AIM OF THE EXERCISE
Would you retype every record below exactly as written?

(Page records with their text)

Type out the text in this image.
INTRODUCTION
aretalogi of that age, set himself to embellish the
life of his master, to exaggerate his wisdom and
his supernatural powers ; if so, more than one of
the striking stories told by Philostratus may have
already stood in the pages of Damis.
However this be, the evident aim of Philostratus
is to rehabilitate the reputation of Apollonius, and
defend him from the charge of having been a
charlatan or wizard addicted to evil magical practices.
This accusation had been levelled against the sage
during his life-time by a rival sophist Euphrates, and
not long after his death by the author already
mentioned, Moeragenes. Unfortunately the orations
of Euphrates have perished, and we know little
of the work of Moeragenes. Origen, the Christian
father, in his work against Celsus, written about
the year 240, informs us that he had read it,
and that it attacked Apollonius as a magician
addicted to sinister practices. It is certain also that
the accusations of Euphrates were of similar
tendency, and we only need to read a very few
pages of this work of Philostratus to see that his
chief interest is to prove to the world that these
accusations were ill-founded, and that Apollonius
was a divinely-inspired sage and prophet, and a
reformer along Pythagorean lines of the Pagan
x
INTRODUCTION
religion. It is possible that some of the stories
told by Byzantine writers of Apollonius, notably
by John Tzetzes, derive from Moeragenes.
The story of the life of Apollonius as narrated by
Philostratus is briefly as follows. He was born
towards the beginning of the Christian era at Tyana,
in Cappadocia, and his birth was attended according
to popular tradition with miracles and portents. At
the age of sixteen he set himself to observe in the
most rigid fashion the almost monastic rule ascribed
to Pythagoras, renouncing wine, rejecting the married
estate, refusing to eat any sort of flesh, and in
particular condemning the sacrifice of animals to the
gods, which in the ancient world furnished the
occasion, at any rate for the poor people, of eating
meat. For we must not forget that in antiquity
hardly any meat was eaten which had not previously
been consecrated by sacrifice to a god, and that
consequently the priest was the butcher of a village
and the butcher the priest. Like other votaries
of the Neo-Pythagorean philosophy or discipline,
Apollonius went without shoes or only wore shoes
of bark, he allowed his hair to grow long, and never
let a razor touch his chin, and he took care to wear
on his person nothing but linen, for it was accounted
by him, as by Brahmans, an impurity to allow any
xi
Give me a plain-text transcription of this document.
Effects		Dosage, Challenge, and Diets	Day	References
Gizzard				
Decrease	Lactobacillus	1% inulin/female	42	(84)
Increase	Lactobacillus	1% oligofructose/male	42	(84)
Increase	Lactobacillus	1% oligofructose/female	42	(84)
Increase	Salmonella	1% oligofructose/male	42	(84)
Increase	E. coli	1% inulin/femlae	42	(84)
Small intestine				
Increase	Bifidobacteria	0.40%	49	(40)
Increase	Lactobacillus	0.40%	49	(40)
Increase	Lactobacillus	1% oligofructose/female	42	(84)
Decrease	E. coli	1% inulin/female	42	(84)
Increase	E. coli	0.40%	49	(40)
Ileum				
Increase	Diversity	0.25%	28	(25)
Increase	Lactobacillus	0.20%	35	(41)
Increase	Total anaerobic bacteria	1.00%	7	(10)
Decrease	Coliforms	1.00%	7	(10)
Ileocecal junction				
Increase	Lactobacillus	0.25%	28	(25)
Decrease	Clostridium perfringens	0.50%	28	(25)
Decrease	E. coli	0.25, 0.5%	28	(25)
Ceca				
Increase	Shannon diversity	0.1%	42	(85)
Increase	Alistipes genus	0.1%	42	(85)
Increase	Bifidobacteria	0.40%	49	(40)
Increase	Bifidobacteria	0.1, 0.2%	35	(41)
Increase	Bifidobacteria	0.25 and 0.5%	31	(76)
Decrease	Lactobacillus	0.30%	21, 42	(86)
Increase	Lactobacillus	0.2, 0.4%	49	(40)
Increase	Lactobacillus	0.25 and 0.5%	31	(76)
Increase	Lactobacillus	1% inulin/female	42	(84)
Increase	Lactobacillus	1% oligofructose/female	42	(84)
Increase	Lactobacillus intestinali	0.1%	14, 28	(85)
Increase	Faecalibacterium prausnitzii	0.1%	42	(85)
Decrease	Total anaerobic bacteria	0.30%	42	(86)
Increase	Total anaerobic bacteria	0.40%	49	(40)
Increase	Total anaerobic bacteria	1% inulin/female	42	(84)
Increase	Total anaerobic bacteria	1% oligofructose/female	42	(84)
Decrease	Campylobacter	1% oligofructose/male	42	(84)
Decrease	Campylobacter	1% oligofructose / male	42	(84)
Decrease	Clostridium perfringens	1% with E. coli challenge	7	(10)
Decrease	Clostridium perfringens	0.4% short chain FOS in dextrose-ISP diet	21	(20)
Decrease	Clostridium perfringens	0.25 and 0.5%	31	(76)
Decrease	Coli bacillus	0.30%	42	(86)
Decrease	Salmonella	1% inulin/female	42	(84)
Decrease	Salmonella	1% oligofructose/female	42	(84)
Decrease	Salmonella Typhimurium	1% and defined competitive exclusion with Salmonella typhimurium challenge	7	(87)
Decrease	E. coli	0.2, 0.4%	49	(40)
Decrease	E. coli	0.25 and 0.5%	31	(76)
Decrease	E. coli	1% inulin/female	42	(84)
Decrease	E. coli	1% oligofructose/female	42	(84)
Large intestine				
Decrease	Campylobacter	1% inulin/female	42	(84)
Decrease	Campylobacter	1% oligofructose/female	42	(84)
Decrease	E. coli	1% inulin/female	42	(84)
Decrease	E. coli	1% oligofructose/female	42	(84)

ANSWER BOX
Type out the text in this image.
INTRODUCTION
aretalogi of that age, set himself to embellish the
life of his master, to exaggerate his wisdom and
his supernatural powers ; if so, more than one of
the striking stories told by Philostratus may have
already stood in the pages of Damis.
However this be, the evident aim of Philostratus
is to rehabilitate the reputation of Apollonius, and
defend him from the charge of having been a
charlatan or wizard addicted to evil magical practices.
This accusation had been levelled against the sage
during his life-time by a rival sophist Euphrates, and
not long after his death by the author already
mentioned, Moeragenes. Unfortunately the orations
of Euphrates have perished, and we know little
of the work of Moeragenes. Origen, the Christian
father, in his work against Celsus, written about
the year 240, informs us that he had read it,
and that it attacked Apollonius as a magician
addicted to sinister practices. It is certain also that
the accusations of Euphrates were of similar
tendency, and we only need to read a very few
pages of this work of Philostratus to see that his
chief interest is to prove to the world that these
accusations were ill-founded, and that Apollonius
was a divinely-inspired sage and prophet, and a
reformer along Pythagorean lines of the Pagan
x
INTRODUCTION
religion. It is possible that some of the stories
told by Byzantine writers of Apollonius, notably
by John Tzetzes, derive from Moeragenes.
The story of the life of Apollonius as narrated by
Philostratus is briefly as follows. He was born
towards the beginning of the Christian era at Tyana,
in Cappadocia, and his birth was attended according
to popular tradition with miracles and portents. At
the age of sixteen he set himself to observe in the
most rigid fashion the almost monastic rule ascribed
to Pythagoras, renouncing wine, rejecting the married
estate, refusing to eat any sort of flesh, and in
particular condemning the sacrifice of animals to the
gods, which in the ancient world furnished the
occasion, at any rate for the poor people, of eating
meat. For we must not forget that in antiquity
hardly any meat was eaten which had not previously
been consecrated by sacrifice to a god, and that
consequently the priest was the butcher of a village
and the butcher the priest. Like other votaries
of the Neo-Pythagorean philosophy or discipline,
Apollonius went without shoes or only wore shoes
of bark, he allowed his hair to grow long, and never
let a razor touch his chin, and he took care to wear
on his person nothing but linen, for it was accounted
by him, as by Brahmans, an impurity to allow any
xi
Give me a plain-text transcription of this document.
Effects		Dosage, Challenge, and Diets	Day	References
Gizzard				
Decrease	Lactobacillus	1% inulin/female	42	(84)
Increase	Lactobacillus	1% oligofructose/male	42	(84)
Increase	Lactobacillus	1% oligofructose/female	42	(84)
Increase	Salmonella	1% oligofructose/male	42	(84)
Increase	E. coli	1% inulin/femlae	42	(84)
Small intestine				
Increase	Bifidobacteria	0.40%	49	(40)
Increase	Lactobacillus	0.40%	49	(40)
Increase	Lactobacillus	1% oligofructose/female	42	(84)
Decrease	E. coli	1% inulin/female	42	(84)
Increase	E. coli	0.40%	49	(40)
Ileum				
Increase	Diversity	0.25%	28	(25)
Increase	Lactobacillus	0.20%	35	(41)
Increase	Total anaerobic bacteria	1.00%	7	(10)
Decrease	Coliforms	1.00%	7	(10)
Ileocecal junction				
Increase	Lactobacillus	0.25%	28	(25)
Decrease	Clostridium perfringens	0.50%	28	(25)
Decrease	E. coli	0.25, 0.5%	28	(25)
Ceca				
Increase	Shannon diversity	0.1%	42	(85)
Increase	Alistipes genus	0.1%	42	(85)
Increase	Bifidobacteria	0.40%	49	(40)
Increase	Bifidobacteria	0.1, 0.2%	35	(41)
Increase	Bifidobacteria	0.25 and 0.5%	31	(76)
Decrease	Lactobacillus	0.30%	21, 42	(86)
Increase	Lactobacillus	0.2, 0.4%	49	(40)
Increase	Lactobacillus	0.25 and 0.5%	31	(76)
Increase	Lactobacillus	1% inulin/female	42	(84)
Increase	Lactobacillus	1% oligofructose/female	42	(84)
Increase	Lactobacillus intestinali	0.1%	14, 28	(85)
Increase	Faecalibacterium prausnitzii	0.1%	42	(85)
Decrease	Total anaerobic bacteria	0.30%	42	(86)
Increase	Total anaerobic bacteria	0.40%	49	(40)
Increase	Total anaerobic bacteria	1% inulin/female	42	(84)
Increase	Total anaerobic bacteria	1% oligofructose/female	42	(84)
Decrease	Campylobacter	1% oligofructose/male	42	(84)
Decrease	Campylobacter	1% oligofructose / male	42	(84)
Decrease	Clostridium perfringens	1% with E. coli challenge	7	(10)
Decrease	Clostridium perfringens	0.4% short chain FOS in dextrose-ISP diet	21	(20)
Decrease	Clostridium perfringens	0.25 and 0.5%	31	(76)
Decrease	Coli bacillus	0.30%	42	(86)
Decrease	Salmonella	1% inulin/female	42	(84)
Decrease	Salmonella	1% oligofructose/female	42	(84)
Decrease	Salmonella Typhimurium	1% and defined competitive exclusion with Salmonella typhimurium challenge	7	(87)
Decrease	E. coli	0.2, 0.4%	49	(40)
Decrease	E. coli	0.25 and 0.5%	31	(76)
Decrease	E. coli	1% inulin/female	42	(84)
Decrease	E. coli	1% oligofructose/female	42	(84)
Large intestine				
Decrease	Campylobacter	1% inulin/female	42	(84)
Decrease	Campylobacter	1% oligofructose/female	42	(84)
Decrease	E. coli	1% inulin/female	42	(84)
Decrease	E. coli	1% oligofructose/female	42	(84)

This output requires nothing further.